╭─ Dataset excerpts

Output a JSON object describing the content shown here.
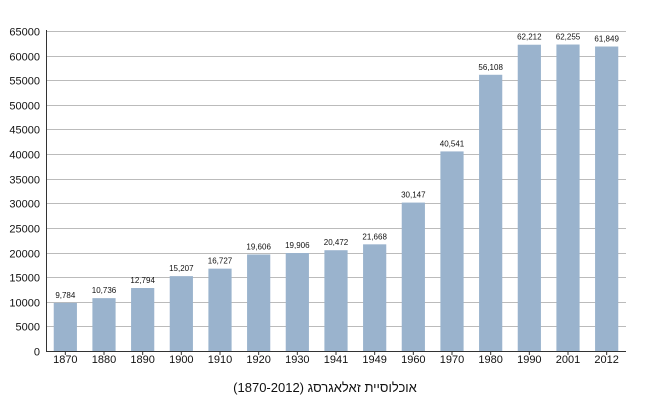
{
  "chart_data": {
    "type": "bar",
    "title": "",
    "xlabel": "",
    "ylabel": "",
    "categories": [
      "1870",
      "1880",
      "1890",
      "1900",
      "1910",
      "1920",
      "1930",
      "1941",
      "1949",
      "1960",
      "1970",
      "1980",
      "1990",
      "2001",
      "2012"
    ],
    "values": [
      9784,
      10736,
      12794,
      15207,
      16727,
      19606,
      19906,
      20472,
      21668,
      30147,
      40541,
      56108,
      62212,
      62255,
      61849
    ],
    "data_labels": [
      "9,784",
      "10,736",
      "12,794",
      "15,207",
      "16,727",
      "19,606",
      "19,906",
      "20,472",
      "21,668",
      "30,147",
      "40,541",
      "56,108",
      "62,212",
      "62,255",
      "61,849"
    ],
    "ylim": [
      0,
      65000
    ],
    "yticks": [
      0,
      5000,
      10000,
      15000,
      20000,
      25000,
      30000,
      35000,
      40000,
      45000,
      50000,
      55000,
      60000,
      65000
    ],
    "grid": true,
    "bar_color": "#9ab3cd",
    "grid_color": "#bbbbbb",
    "axis_color": "#333333",
    "caption": "אוכלוסיית זאלאגרסג (1870-2012)"
  }
}
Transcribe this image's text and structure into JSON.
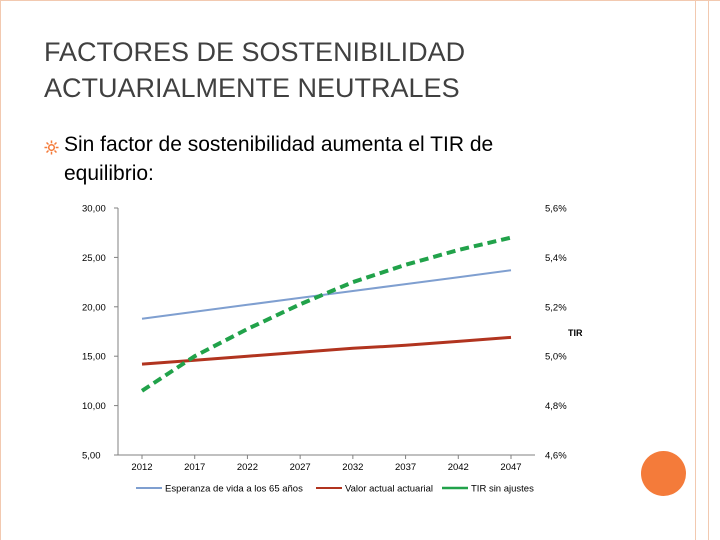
{
  "slide": {
    "title_line1": "FACTORES DE SOSTENIBILIDAD",
    "title_line2": "ACTUARIALMENTE NEUTRALES",
    "bullet": "Sin factor de sostenibilidad aumenta el TIR de equilibrio:",
    "accent_color": "#f47b3a",
    "bullet_icon": "sun-bullet-icon"
  },
  "chart_data": {
    "type": "line",
    "title": "",
    "x": [
      2012,
      2017,
      2022,
      2027,
      2032,
      2037,
      2042,
      2047
    ],
    "x_tick_labels": [
      "2012",
      "2017",
      "2022",
      "2027",
      "2032",
      "2037",
      "2042",
      "2047"
    ],
    "y_left": {
      "ticks": [
        "30,00",
        "25,00",
        "20,00",
        "15,00",
        "10,00",
        "5,00"
      ],
      "tick_values": [
        30,
        25,
        20,
        15,
        10,
        5
      ],
      "lim": [
        5,
        30
      ]
    },
    "y_right": {
      "label": "TIR",
      "ticks": [
        "5,6%",
        "5,4%",
        "5,2%",
        "5,0%",
        "4,8%",
        "4,6%"
      ],
      "tick_values": [
        5.6,
        5.4,
        5.2,
        5.0,
        4.8,
        4.6
      ],
      "lim": [
        4.6,
        5.6
      ]
    },
    "series": [
      {
        "name": "Esperanza de vida a los 65 años",
        "axis": "left",
        "color": "#7f9fd0",
        "style": "solid",
        "values": [
          18.8,
          19.5,
          20.2,
          20.9,
          21.6,
          22.3,
          23.0,
          23.7
        ]
      },
      {
        "name": "Valor actual actuarial",
        "axis": "left",
        "color": "#b1341f",
        "style": "solid",
        "values": [
          14.2,
          14.6,
          15.0,
          15.4,
          15.8,
          16.1,
          16.5,
          16.9
        ]
      },
      {
        "name": "TIR sin ajustes",
        "axis": "right",
        "color": "#21a24a",
        "style": "dashed",
        "values": [
          4.86,
          5.0,
          5.11,
          5.21,
          5.3,
          5.37,
          5.43,
          5.48
        ]
      }
    ],
    "legend_position": "bottom"
  }
}
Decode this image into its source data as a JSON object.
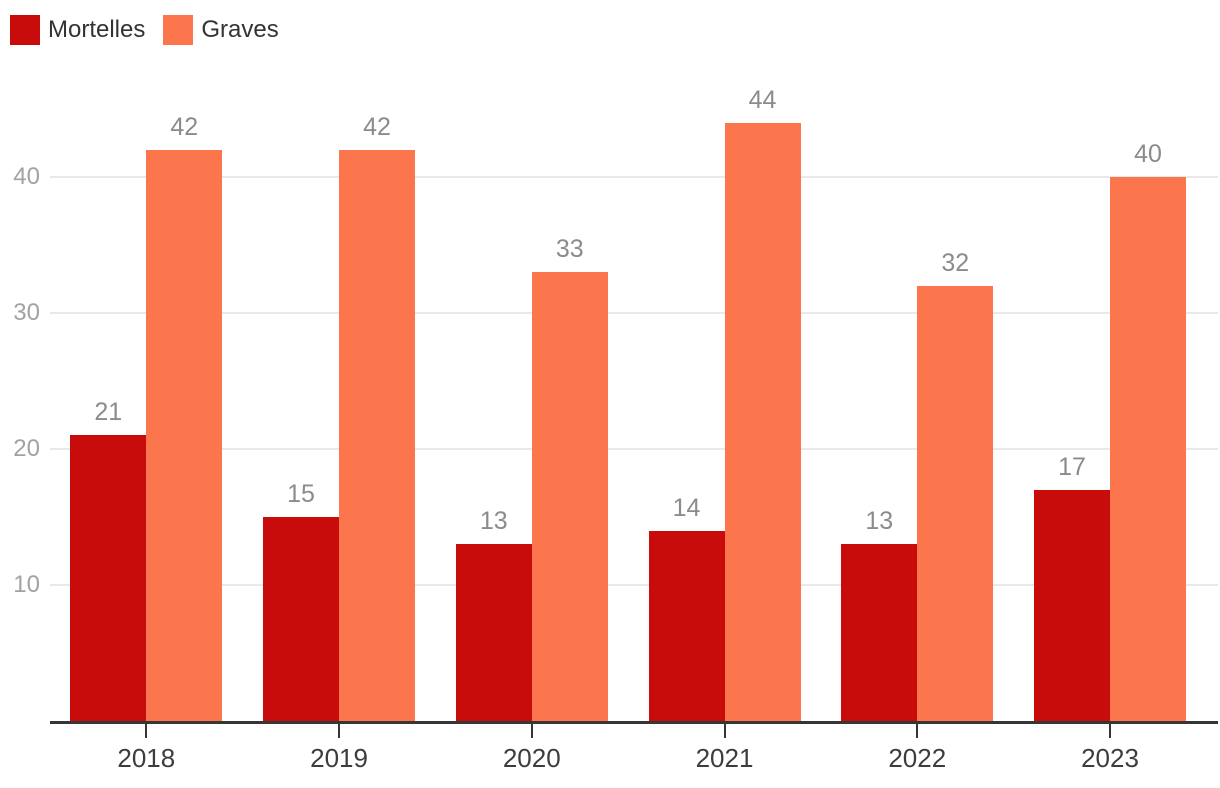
{
  "chart_data": {
    "type": "bar",
    "title": "",
    "categories": [
      "2018",
      "2019",
      "2020",
      "2021",
      "2022",
      "2023"
    ],
    "series": [
      {
        "name": "Mortelles",
        "color": "#c80c0c",
        "values": [
          21,
          15,
          13,
          14,
          13,
          17
        ]
      },
      {
        "name": "Graves",
        "color": "#fb764d",
        "values": [
          42,
          42,
          33,
          44,
          32,
          40
        ]
      }
    ],
    "ylim": [
      0,
      45
    ],
    "yticks": [
      10,
      20,
      30,
      40
    ],
    "ytick_labels": [
      "10",
      "20",
      "30",
      "40"
    ],
    "grid": true,
    "grid_color": "#e9e9e9",
    "axis_color": "#363636",
    "value_labels": true,
    "value_label_color": "#8b8b8b",
    "x_label_color": "#3d3d3d",
    "y_label_color": "#a2a2a2",
    "legend_position": "top-left",
    "legend_text_color": "#333333"
  }
}
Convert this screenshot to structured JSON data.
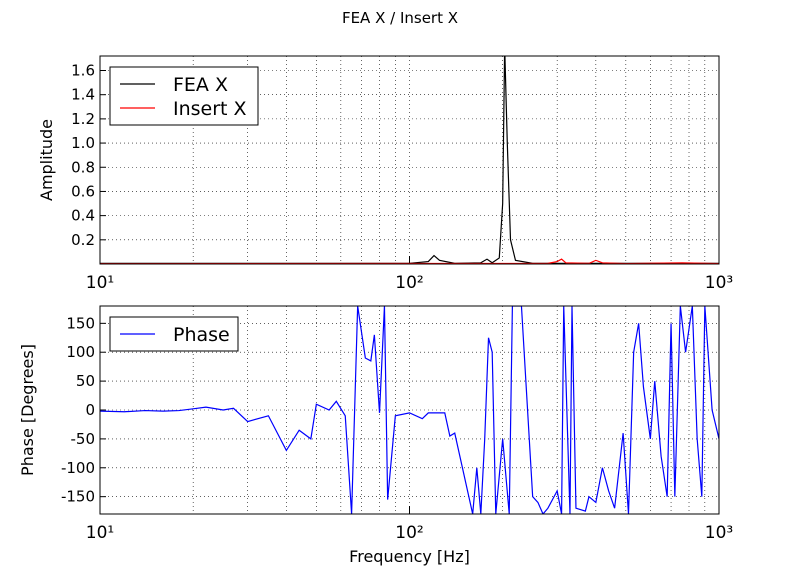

╰─

**What you have to do**:
All the records need to be repeated exactly, with the images dropped.

**Written answer**:
Output a JSON object describing the content shown here.
{
  "chart_data": {
    "type": "bar",
    "title": "",
    "xlabel": "",
    "ylabel": "",
    "categories": [
      "1870",
      "1880",
      "1890",
      "1900",
      "1910",
      "1920",
      "1930",
      "1941",
      "1949",
      "1960",
      "1970",
      "1980",
      "1990",
      "2001",
      "2012"
    ],
    "values": [
      9784,
      10736,
      12794,
      15207,
      16727,
      19606,
      19906,
      20472,
      21668,
      30147,
      40541,
      56108,
      62212,
      62255,
      61849
    ],
    "data_labels": [
      "9,784",
      "10,736",
      "12,794",
      "15,207",
      "16,727",
      "19,606",
      "19,906",
      "20,472",
      "21,668",
      "30,147",
      "40,541",
      "56,108",
      "62,212",
      "62,255",
      "61,849"
    ],
    "ylim": [
      0,
      65000
    ],
    "yticks": [
      0,
      5000,
      10000,
      15000,
      20000,
      25000,
      30000,
      35000,
      40000,
      45000,
      50000,
      55000,
      60000,
      65000
    ],
    "grid": true,
    "bar_color": "#9ab3cd",
    "grid_color": "#bbbbbb",
    "axis_color": "#333333",
    "caption": "אוכלוסיית זאלאגרסג (1870-2012)"
  }
}
Transcribe this image's text and structure into JSON.
{
  "slide": {
    "title_line1": "FACTORES DE SOSTENIBILIDAD",
    "title_line2": "ACTUARIALMENTE NEUTRALES",
    "bullet": "Sin factor de sostenibilidad aumenta el TIR de equilibrio:",
    "accent_color": "#f47b3a",
    "bullet_icon": "sun-bullet-icon"
  },
  "chart_data": {
    "type": "line",
    "title": "",
    "x": [
      2012,
      2017,
      2022,
      2027,
      2032,
      2037,
      2042,
      2047
    ],
    "x_tick_labels": [
      "2012",
      "2017",
      "2022",
      "2027",
      "2032",
      "2037",
      "2042",
      "2047"
    ],
    "y_left": {
      "ticks": [
        "30,00",
        "25,00",
        "20,00",
        "15,00",
        "10,00",
        "5,00"
      ],
      "tick_values": [
        30,
        25,
        20,
        15,
        10,
        5
      ],
      "lim": [
        5,
        30
      ]
    },
    "y_right": {
      "label": "TIR",
      "ticks": [
        "5,6%",
        "5,4%",
        "5,2%",
        "5,0%",
        "4,8%",
        "4,6%"
      ],
      "tick_values": [
        5.6,
        5.4,
        5.2,
        5.0,
        4.8,
        4.6
      ],
      "lim": [
        4.6,
        5.6
      ]
    },
    "series": [
      {
        "name": "Esperanza de vida a los 65 años",
        "axis": "left",
        "color": "#7f9fd0",
        "style": "solid",
        "values": [
          18.8,
          19.5,
          20.2,
          20.9,
          21.6,
          22.3,
          23.0,
          23.7
        ]
      },
      {
        "name": "Valor actual actuarial",
        "axis": "left",
        "color": "#b1341f",
        "style": "solid",
        "values": [
          14.2,
          14.6,
          15.0,
          15.4,
          15.8,
          16.1,
          16.5,
          16.9
        ]
      },
      {
        "name": "TIR sin ajustes",
        "axis": "right",
        "color": "#21a24a",
        "style": "dashed",
        "values": [
          4.86,
          5.0,
          5.11,
          5.21,
          5.3,
          5.37,
          5.43,
          5.48
        ]
      }
    ],
    "legend_position": "bottom"
  }
}
Decode this image into its source data as a JSON object.
{
  "chart_data": {
    "type": "bar",
    "title": "",
    "categories": [
      "2018",
      "2019",
      "2020",
      "2021",
      "2022",
      "2023"
    ],
    "series": [
      {
        "name": "Mortelles",
        "color": "#c80c0c",
        "values": [
          21,
          15,
          13,
          14,
          13,
          17
        ]
      },
      {
        "name": "Graves",
        "color": "#fb764d",
        "values": [
          42,
          42,
          33,
          44,
          32,
          40
        ]
      }
    ],
    "ylim": [
      0,
      45
    ],
    "yticks": [
      10,
      20,
      30,
      40
    ],
    "ytick_labels": [
      "10",
      "20",
      "30",
      "40"
    ],
    "grid": true,
    "grid_color": "#e9e9e9",
    "axis_color": "#363636",
    "value_labels": true,
    "value_label_color": "#8b8b8b",
    "x_label_color": "#3d3d3d",
    "y_label_color": "#a2a2a2",
    "legend_position": "top-left",
    "legend_text_color": "#333333"
  }
}
Convert this screenshot to structured JSON data.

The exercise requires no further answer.